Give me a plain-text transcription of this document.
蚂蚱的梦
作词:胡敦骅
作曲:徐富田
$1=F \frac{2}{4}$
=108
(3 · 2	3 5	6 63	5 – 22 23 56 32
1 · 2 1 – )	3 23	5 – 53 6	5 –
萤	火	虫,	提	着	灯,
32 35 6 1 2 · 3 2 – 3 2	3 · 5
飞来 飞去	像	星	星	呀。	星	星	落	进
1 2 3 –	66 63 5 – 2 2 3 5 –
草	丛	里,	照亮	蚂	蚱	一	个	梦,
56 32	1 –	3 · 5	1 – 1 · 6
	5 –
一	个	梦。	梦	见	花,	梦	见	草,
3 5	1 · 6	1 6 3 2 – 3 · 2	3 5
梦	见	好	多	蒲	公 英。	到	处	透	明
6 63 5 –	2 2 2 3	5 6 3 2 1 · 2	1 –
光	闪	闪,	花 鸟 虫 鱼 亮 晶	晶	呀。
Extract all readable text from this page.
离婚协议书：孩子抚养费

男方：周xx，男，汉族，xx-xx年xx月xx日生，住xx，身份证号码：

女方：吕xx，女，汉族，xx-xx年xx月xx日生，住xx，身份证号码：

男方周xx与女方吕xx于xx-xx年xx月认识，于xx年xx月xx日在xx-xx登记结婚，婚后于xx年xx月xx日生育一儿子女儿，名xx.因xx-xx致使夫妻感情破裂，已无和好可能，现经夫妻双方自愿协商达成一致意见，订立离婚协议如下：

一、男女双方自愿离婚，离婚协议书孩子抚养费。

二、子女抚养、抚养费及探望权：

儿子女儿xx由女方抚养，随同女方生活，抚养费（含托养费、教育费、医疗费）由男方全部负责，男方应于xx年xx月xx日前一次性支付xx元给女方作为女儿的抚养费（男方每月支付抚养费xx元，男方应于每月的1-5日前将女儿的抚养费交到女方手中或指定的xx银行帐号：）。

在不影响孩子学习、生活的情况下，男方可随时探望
--
Output all of the data again. Match it exactly.

## RESULT OF THE TASK:
Give me a plain-text transcription of this document.
蚂蚱的梦
作词:胡敦骅
作曲:徐富田
$1=F \frac{2}{4}$
=108
(3 · 2	3 5	6 63	5 – 22 23 56 32
1 · 2 1 – )	3 23	5 – 53 6	5 –
萤	火	虫,	提	着	灯,
32 35 6 1 2 · 3 2 – 3 2	3 · 5
飞来 飞去	像	星	星	呀。	星	星	落	进
1 2 3 –	66 63 5 – 2 2 3 5 –
草	丛	里,	照亮	蚂	蚱	一	个	梦,
56 32	1 –	3 · 5	1 – 1 · 6
	5 –
一	个	梦。	梦	见	花,	梦	见	草,
3 5	1 · 6	1 6 3 2 – 3 · 2	3 5
梦	见	好	多	蒲	公 英。	到	处	透	明
6 63 5 –	2 2 2 3	5 6 3 2 1 · 2	1 –
光	闪	闪,	花 鸟 虫 鱼 亮 晶	晶	呀。
Extract all readable text from this page.
离婚协议书：孩子抚养费

男方：周xx，男，汉族，xx-xx年xx月xx日生，住xx，身份证号码：

女方：吕xx，女，汉族，xx-xx年xx月xx日生，住xx，身份证号码：

男方周xx与女方吕xx于xx-xx年xx月认识，于xx年xx月xx日在xx-xx登记结婚，婚后于xx年xx月xx日生育一儿子女儿，名xx.因xx-xx致使夫妻感情破裂，已无和好可能，现经夫妻双方自愿协商达成一致意见，订立离婚协议如下：

一、男女双方自愿离婚，离婚协议书孩子抚养费。

二、子女抚养、抚养费及探望权：

儿子女儿xx由女方抚养，随同女方生活，抚养费（含托养费、教育费、医疗费）由男方全部负责，男方应于xx年xx月xx日前一次性支付xx元给女方作为女儿的抚养费（男方每月支付抚养费xx元，男方应于每月的1-5日前将女儿的抚养费交到女方手中或指定的xx银行帐号：）。

在不影响孩子学习、生活的情况下，男方可随时探望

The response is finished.